» **Required task**: Pick out each line containing the string "Specific".

» **Data shown**:
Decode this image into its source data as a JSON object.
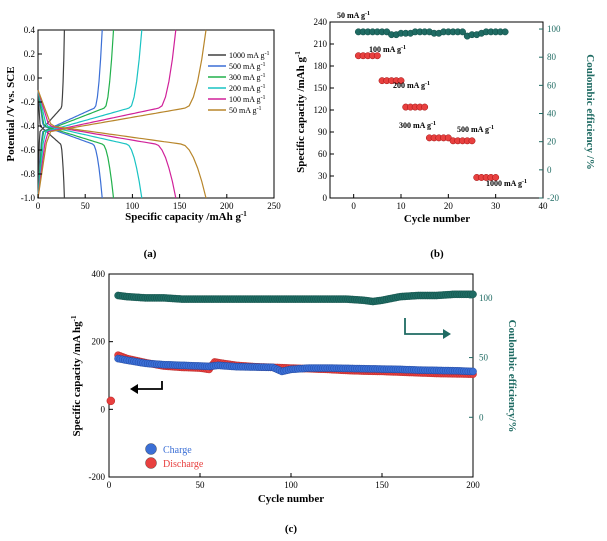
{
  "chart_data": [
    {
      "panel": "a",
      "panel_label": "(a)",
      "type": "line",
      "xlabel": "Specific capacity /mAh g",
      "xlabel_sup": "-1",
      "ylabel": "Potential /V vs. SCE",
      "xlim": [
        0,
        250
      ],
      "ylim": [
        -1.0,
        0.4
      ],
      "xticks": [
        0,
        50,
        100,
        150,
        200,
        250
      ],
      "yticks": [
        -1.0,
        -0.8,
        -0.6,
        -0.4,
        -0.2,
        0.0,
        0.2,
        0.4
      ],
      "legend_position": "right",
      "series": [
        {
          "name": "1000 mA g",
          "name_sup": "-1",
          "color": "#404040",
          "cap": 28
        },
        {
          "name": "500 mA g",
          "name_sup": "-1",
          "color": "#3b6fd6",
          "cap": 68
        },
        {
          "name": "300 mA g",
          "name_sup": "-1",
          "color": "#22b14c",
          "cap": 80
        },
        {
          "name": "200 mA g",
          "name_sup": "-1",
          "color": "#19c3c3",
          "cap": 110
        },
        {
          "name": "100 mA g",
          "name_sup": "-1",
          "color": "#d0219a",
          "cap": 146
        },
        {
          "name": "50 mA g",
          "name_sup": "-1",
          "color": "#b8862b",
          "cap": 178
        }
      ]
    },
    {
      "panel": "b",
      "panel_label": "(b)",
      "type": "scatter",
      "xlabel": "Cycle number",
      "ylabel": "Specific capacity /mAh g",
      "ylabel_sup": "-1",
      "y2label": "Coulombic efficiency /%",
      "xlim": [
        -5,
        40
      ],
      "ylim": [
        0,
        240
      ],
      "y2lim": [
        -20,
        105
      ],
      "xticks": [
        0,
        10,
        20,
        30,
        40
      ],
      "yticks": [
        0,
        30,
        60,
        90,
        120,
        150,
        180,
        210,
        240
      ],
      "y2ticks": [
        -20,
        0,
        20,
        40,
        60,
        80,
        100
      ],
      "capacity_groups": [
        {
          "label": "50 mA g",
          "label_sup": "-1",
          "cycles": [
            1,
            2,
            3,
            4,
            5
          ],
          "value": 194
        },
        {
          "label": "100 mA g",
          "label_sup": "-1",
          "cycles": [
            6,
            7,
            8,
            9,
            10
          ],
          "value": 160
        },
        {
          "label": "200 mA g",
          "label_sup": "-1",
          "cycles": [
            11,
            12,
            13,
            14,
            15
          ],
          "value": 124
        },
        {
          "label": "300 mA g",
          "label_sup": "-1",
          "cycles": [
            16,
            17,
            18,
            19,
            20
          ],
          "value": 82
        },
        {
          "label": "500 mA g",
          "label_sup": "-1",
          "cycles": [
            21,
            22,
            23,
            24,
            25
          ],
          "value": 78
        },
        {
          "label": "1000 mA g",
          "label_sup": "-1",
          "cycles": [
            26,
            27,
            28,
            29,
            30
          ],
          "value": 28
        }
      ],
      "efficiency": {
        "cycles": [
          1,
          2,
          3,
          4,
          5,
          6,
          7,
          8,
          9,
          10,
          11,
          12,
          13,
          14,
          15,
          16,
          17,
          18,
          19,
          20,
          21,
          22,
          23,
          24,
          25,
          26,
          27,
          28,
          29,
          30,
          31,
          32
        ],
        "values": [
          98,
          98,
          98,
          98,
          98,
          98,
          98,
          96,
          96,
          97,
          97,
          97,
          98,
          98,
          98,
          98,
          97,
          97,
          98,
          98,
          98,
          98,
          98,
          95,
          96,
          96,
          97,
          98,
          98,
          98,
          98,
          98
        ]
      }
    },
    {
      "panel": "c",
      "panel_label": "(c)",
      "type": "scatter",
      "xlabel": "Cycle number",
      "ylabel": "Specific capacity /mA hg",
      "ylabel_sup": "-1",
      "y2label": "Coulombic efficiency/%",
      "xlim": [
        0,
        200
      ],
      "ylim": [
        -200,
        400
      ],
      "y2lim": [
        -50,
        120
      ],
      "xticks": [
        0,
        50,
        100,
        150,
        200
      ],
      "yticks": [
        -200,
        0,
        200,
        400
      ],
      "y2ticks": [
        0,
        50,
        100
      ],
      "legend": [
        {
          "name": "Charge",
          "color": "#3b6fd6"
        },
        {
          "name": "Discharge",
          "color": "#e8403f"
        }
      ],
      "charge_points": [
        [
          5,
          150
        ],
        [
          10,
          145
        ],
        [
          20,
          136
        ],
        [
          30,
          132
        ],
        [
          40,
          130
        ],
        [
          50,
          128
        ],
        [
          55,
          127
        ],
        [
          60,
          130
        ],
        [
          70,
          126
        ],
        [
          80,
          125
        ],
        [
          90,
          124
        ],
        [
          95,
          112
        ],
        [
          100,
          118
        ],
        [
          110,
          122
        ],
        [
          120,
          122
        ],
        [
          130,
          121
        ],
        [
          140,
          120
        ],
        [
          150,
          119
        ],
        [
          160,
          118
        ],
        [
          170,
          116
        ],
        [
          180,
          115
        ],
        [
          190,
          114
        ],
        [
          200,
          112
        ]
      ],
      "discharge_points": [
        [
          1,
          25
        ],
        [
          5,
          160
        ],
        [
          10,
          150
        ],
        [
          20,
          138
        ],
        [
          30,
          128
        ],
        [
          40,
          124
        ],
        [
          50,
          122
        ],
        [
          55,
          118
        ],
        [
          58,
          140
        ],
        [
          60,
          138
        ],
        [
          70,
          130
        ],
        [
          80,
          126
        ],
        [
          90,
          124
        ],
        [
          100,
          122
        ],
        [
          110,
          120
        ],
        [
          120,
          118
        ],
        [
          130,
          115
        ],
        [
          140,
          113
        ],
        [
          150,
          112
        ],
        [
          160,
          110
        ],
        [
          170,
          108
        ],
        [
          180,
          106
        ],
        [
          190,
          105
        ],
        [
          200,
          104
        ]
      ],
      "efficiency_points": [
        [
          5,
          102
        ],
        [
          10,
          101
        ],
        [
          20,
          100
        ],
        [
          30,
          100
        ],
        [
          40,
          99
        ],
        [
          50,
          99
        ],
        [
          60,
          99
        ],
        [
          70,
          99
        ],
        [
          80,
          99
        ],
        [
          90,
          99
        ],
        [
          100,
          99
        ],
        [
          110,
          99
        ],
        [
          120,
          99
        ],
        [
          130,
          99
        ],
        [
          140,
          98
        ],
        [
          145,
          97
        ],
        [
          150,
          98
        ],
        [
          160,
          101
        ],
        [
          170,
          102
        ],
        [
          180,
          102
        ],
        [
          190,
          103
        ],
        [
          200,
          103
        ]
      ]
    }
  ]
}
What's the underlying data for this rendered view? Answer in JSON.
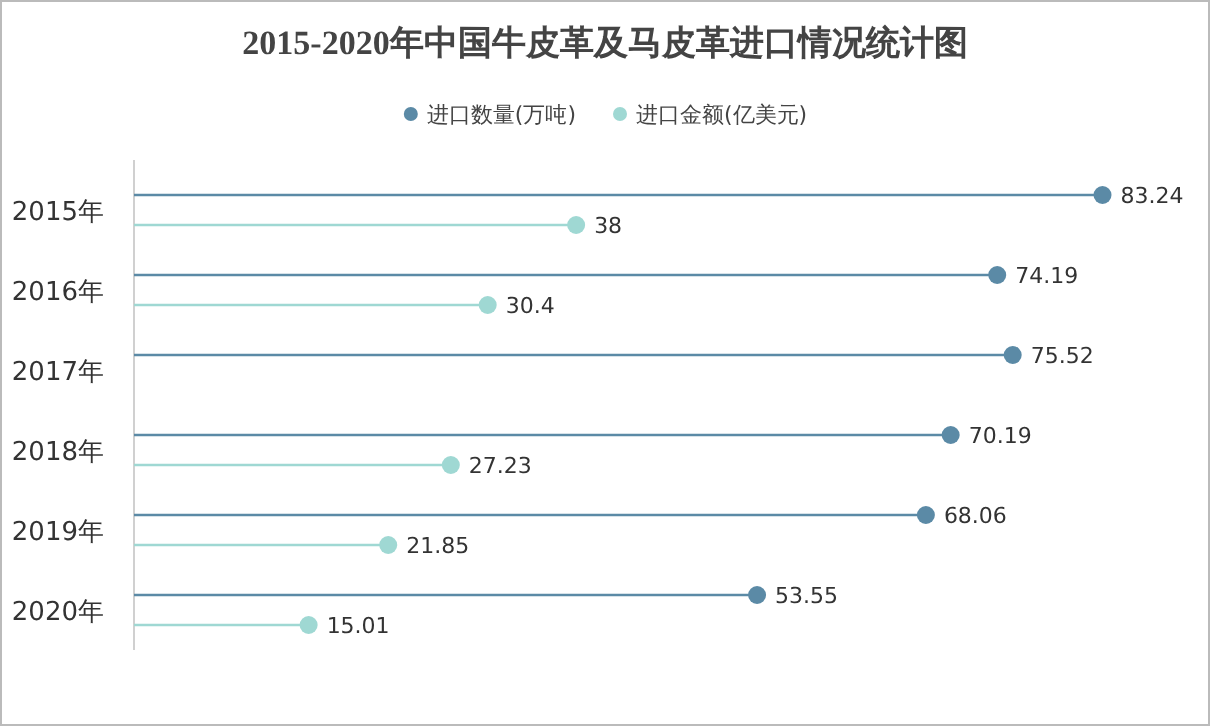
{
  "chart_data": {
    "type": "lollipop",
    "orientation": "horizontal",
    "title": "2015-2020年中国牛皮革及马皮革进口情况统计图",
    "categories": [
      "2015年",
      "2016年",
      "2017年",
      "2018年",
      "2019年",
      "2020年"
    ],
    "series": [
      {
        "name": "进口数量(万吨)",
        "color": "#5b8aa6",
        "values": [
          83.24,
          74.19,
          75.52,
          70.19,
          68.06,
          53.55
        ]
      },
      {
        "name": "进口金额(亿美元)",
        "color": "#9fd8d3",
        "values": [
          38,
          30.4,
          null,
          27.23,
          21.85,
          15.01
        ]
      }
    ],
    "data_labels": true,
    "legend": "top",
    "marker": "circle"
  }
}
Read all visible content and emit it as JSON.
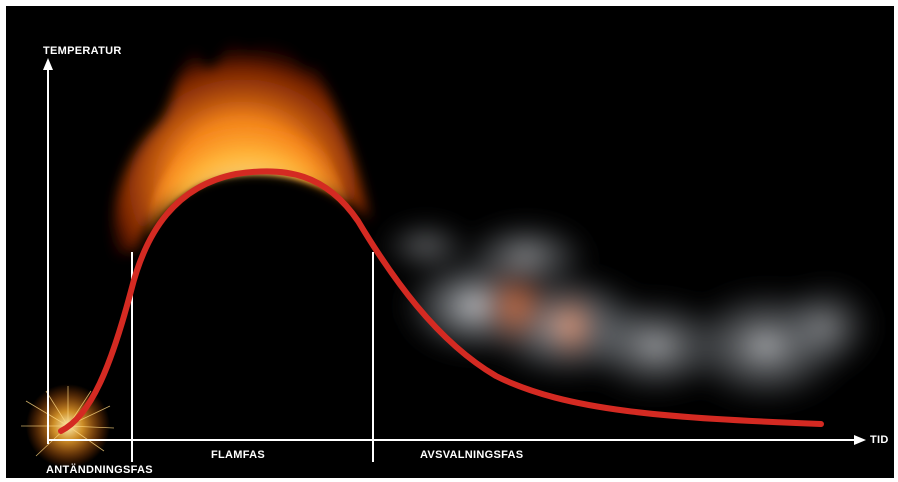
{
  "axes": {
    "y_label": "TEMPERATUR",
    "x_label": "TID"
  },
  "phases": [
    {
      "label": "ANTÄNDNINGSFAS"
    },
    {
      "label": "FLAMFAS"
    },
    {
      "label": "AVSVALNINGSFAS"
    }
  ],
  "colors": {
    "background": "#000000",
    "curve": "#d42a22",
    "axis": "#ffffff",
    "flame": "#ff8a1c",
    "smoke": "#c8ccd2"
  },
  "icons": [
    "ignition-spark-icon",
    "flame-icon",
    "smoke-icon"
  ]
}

» **Answer for this exercise**:
      "xlabel": "Specific capacity /mAh g",
      "ylabel": "Specific capacity /mAh g",
      "ylabel": "Specific capacity /mA hg",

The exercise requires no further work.